▶ _WHAT YOU ARE ASKED TO DO_
Every entry below must appear again, exactly as written.

▶ _MATERIAL SHOWN_
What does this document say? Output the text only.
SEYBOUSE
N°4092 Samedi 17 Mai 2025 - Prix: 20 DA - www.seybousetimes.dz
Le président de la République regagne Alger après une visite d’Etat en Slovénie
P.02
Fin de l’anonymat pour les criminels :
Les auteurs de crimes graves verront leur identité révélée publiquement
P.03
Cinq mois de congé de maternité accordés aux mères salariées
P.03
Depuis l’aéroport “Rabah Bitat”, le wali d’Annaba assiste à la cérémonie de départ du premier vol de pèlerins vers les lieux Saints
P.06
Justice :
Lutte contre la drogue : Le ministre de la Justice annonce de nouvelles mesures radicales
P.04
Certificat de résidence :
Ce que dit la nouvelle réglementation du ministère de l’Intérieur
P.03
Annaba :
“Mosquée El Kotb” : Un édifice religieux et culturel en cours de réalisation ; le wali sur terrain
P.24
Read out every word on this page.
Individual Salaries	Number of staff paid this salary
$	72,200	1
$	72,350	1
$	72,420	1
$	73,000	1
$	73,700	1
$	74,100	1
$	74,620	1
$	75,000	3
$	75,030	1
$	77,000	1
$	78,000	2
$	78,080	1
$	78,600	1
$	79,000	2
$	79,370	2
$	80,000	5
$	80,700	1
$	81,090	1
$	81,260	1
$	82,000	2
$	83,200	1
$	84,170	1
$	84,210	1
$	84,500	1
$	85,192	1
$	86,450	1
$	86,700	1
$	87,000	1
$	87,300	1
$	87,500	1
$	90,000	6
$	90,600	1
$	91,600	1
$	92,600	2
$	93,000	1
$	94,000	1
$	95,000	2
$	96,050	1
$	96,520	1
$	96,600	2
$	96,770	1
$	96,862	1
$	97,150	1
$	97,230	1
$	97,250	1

▶ _ANSWER_
What does this document say? Output the text only.
SEYBOUSE
N°4092 Samedi 17 Mai 2025 - Prix: 20 DA - www.seybousetimes.dz
Le président de la République regagne Alger après une visite d’Etat en Slovénie
P.02
Fin de l’anonymat pour les criminels :
Les auteurs de crimes graves verront leur identité révélée publiquement
P.03
Cinq mois de congé de maternité accordés aux mères salariées
P.03
Depuis l’aéroport “Rabah Bitat”, le wali d’Annaba assiste à la cérémonie de départ du premier vol de pèlerins vers les lieux Saints
P.06
Justice :
Lutte contre la drogue : Le ministre de la Justice annonce de nouvelles mesures radicales
P.04
Certificat de résidence :
Ce que dit la nouvelle réglementation du ministère de l’Intérieur
P.03
Annaba :
“Mosquée El Kotb” : Un édifice religieux et culturel en cours de réalisation ; le wali sur terrain
P.24
Read out every word on this page.
Individual Salaries	Number of staff paid this salary
$	72,200	1
$	72,350	1
$	72,420	1
$	73,000	1
$	73,700	1
$	74,100	1
$	74,620	1
$	75,000	3
$	75,030	1
$	77,000	1
$	78,000	2
$	78,080	1
$	78,600	1
$	79,000	2
$	79,370	2
$	80,000	5
$	80,700	1
$	81,090	1
$	81,260	1
$	82,000	2
$	83,200	1
$	84,170	1
$	84,210	1
$	84,500	1
$	85,192	1
$	86,450	1
$	86,700	1
$	87,000	1
$	87,300	1
$	87,500	1
$	90,000	6
$	90,600	1
$	91,600	1
$	92,600	2
$	93,000	1
$	94,000	1
$	95,000	2
$	96,050	1
$	96,520	1
$	96,600	2
$	96,770	1
$	96,862	1
$	97,150	1
$	97,230	1
$	97,250	1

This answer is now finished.